Written instruction: Pick out each line of the records in which the word "Unique" appears.
## Begin Data supplied
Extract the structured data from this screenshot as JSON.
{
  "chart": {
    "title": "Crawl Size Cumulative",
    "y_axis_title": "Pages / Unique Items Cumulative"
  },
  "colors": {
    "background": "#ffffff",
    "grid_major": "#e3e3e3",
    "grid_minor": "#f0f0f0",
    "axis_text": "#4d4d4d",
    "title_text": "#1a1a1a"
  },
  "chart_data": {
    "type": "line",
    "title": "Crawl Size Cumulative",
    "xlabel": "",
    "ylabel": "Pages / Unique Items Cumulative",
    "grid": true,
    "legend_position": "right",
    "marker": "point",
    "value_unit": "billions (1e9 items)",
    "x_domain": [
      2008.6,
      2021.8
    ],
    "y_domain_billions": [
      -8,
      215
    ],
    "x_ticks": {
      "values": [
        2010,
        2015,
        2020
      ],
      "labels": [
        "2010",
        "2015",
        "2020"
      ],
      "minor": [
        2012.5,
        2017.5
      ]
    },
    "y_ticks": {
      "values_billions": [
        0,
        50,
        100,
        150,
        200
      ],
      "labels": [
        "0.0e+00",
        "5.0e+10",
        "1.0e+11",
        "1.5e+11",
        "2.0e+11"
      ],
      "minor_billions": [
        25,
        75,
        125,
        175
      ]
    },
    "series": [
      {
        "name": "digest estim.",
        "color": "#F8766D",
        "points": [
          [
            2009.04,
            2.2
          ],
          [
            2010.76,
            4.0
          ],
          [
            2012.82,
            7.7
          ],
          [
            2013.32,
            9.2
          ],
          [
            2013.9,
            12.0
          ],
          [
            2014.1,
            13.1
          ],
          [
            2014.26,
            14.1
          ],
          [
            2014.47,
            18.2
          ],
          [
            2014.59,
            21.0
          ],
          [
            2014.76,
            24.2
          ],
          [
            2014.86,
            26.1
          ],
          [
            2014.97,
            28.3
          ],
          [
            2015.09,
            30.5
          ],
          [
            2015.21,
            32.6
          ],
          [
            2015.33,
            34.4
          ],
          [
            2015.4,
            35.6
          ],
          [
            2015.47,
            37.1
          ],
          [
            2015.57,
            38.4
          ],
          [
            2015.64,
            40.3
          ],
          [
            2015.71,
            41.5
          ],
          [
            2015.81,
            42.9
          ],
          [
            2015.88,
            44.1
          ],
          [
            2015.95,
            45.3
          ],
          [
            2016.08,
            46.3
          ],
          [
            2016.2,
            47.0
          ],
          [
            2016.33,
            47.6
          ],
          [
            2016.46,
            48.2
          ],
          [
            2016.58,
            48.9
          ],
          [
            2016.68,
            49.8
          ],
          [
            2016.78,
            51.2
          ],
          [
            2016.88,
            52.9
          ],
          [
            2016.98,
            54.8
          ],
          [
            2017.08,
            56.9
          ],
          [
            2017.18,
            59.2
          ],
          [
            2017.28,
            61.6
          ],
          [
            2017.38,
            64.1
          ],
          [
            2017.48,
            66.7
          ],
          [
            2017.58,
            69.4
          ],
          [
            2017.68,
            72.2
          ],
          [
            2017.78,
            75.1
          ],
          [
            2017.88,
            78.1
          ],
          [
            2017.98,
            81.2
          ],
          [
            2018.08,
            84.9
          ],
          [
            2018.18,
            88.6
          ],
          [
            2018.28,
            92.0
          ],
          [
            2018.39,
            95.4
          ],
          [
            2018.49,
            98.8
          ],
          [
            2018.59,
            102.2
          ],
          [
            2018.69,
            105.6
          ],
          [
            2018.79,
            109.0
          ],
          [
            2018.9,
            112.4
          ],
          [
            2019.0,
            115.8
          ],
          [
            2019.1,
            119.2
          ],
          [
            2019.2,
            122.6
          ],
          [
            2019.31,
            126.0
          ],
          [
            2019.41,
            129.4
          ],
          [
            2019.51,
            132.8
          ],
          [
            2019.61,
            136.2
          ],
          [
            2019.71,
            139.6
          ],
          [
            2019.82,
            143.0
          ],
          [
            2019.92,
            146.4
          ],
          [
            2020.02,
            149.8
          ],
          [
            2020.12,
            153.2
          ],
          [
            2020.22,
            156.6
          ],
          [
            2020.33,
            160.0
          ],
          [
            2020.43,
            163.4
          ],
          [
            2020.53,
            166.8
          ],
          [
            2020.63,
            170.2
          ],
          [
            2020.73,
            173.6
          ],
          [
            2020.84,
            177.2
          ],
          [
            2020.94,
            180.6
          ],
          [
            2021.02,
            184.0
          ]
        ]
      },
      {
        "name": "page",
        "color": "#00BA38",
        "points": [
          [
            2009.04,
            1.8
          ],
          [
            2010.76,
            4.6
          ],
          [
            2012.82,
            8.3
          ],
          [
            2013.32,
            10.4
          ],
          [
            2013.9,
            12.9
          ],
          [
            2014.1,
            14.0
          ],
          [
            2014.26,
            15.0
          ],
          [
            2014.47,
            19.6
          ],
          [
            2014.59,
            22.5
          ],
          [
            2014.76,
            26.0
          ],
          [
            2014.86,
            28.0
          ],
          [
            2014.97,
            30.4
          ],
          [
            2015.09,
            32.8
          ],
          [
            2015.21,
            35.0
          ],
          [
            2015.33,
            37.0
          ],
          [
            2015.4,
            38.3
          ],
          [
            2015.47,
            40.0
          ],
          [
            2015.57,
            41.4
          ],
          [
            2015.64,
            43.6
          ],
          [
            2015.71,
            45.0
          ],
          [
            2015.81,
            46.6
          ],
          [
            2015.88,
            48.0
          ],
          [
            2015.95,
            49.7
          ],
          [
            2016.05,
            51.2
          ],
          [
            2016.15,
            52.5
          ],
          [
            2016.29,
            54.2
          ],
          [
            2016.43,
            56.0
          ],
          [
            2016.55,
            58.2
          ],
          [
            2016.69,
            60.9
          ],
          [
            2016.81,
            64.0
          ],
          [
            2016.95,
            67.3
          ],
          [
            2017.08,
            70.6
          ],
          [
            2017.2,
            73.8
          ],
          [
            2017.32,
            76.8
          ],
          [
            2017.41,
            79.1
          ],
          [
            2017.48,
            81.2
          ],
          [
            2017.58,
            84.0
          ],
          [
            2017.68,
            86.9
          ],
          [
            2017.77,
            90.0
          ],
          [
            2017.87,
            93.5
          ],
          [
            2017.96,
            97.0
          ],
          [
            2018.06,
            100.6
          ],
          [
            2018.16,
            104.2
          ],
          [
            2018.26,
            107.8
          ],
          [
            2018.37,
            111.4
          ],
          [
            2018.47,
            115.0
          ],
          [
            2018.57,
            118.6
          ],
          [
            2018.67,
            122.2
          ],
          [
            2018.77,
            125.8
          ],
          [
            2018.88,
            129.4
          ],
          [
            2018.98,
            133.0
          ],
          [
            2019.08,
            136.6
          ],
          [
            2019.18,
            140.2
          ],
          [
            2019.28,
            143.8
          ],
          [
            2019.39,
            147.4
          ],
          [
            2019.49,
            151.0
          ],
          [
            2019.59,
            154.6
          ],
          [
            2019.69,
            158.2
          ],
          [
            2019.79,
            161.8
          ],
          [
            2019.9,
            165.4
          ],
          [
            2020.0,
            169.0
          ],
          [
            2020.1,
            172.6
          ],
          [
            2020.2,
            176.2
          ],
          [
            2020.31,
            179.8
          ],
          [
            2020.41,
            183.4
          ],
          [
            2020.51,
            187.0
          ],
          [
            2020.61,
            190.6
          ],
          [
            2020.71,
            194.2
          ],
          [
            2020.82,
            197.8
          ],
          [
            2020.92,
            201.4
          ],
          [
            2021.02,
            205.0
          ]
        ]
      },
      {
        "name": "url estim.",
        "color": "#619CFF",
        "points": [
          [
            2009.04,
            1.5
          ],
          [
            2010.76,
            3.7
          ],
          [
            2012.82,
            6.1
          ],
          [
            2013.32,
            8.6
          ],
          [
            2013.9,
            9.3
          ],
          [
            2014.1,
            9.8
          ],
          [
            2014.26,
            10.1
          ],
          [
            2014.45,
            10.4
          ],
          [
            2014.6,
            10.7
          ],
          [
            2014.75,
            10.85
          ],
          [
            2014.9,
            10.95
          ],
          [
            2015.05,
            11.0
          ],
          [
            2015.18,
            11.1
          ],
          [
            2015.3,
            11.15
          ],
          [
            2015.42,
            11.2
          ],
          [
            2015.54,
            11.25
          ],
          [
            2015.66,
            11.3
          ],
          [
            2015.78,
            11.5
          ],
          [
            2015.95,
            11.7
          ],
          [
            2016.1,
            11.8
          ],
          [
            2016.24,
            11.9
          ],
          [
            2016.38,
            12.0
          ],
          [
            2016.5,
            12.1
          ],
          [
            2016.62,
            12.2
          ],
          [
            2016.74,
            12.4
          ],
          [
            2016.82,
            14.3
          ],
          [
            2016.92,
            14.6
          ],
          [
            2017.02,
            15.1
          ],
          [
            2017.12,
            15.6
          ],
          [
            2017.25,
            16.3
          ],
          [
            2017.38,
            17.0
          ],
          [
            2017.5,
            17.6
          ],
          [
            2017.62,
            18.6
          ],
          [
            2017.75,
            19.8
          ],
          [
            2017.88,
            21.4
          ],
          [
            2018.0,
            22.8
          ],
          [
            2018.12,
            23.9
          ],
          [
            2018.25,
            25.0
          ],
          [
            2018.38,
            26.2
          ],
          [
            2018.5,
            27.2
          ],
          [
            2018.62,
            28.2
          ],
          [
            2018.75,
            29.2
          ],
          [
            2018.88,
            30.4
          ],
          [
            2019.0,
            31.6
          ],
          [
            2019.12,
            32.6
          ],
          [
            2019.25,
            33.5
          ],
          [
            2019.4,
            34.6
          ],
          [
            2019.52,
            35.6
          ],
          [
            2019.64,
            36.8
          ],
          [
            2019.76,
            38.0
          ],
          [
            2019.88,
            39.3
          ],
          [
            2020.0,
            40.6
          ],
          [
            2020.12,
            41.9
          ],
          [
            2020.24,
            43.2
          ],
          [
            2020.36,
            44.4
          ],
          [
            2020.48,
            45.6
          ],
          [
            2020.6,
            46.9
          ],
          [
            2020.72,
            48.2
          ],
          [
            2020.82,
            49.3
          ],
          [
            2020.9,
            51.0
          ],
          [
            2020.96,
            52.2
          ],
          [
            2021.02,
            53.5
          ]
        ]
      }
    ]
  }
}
## End Data supplied
Worked answer:
    "y_axis_title": "Pages / Unique Items Cumulative"
    "ylabel": "Pages / Unique Items Cumulative",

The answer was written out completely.